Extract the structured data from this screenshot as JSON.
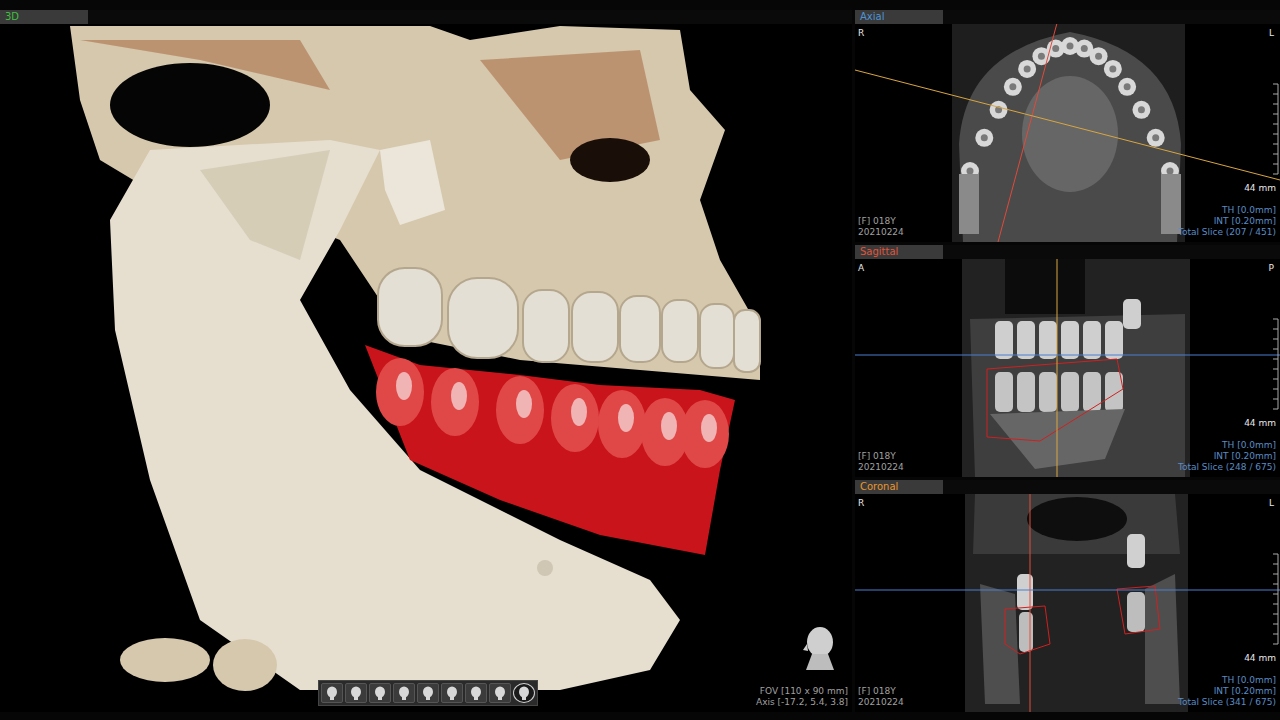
{
  "main_view": {
    "title": "3D",
    "fov": "FOV [110 x 90 mm]",
    "axis": "Axis [-17.2, 5.4, 3.8]",
    "toolbar": [
      {
        "selected": false
      },
      {
        "selected": false
      },
      {
        "selected": false
      },
      {
        "selected": false
      },
      {
        "selected": false
      },
      {
        "selected": false
      },
      {
        "selected": false
      },
      {
        "selected": false
      },
      {
        "selected": true
      }
    ]
  },
  "slice_views": [
    {
      "kind": "axial",
      "title": "Axial",
      "color": "#4f94d4",
      "left": "R",
      "right": "L",
      "patient": "[F] 018Y",
      "date": "20210224",
      "scale": "44 mm",
      "thickness": "TH [0.0mm]",
      "interval": "INT [0.20mm]",
      "slices": "Total Slice (207 / 451)"
    },
    {
      "kind": "sagittal",
      "title": "Sagittal",
      "color": "#e0553a",
      "left": "A",
      "right": "P",
      "patient": "[F] 018Y",
      "date": "20210224",
      "scale": "44 mm",
      "thickness": "TH [0.0mm]",
      "interval": "INT [0.20mm]",
      "slices": "Total Slice (248 / 675)"
    },
    {
      "kind": "coronal",
      "title": "Coronal",
      "color": "#e8962e",
      "left": "R",
      "right": "L",
      "patient": "[F] 018Y",
      "date": "20210224",
      "scale": "44 mm",
      "thickness": "TH [0.0mm]",
      "interval": "INT [0.20mm]",
      "slices": "Total Slice (341 / 675)"
    }
  ]
}
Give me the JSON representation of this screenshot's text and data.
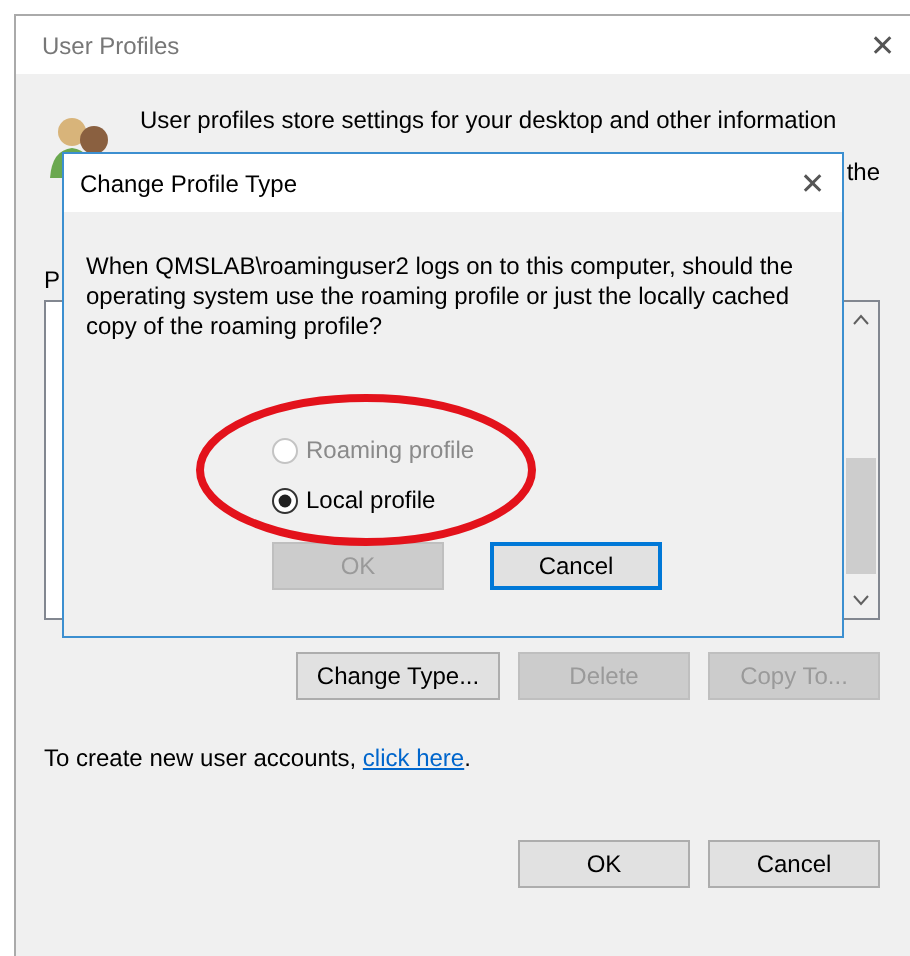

....

GOAL OF THE EXERCISE: Return each line of the listing that holds the string "slices".

ANSWER TO THE PROBLEM:
      "slices": "Total Slice (207 / 451)"
      "slices": "Total Slice (248 / 675)"
      "slices": "Total Slice (341 / 675)"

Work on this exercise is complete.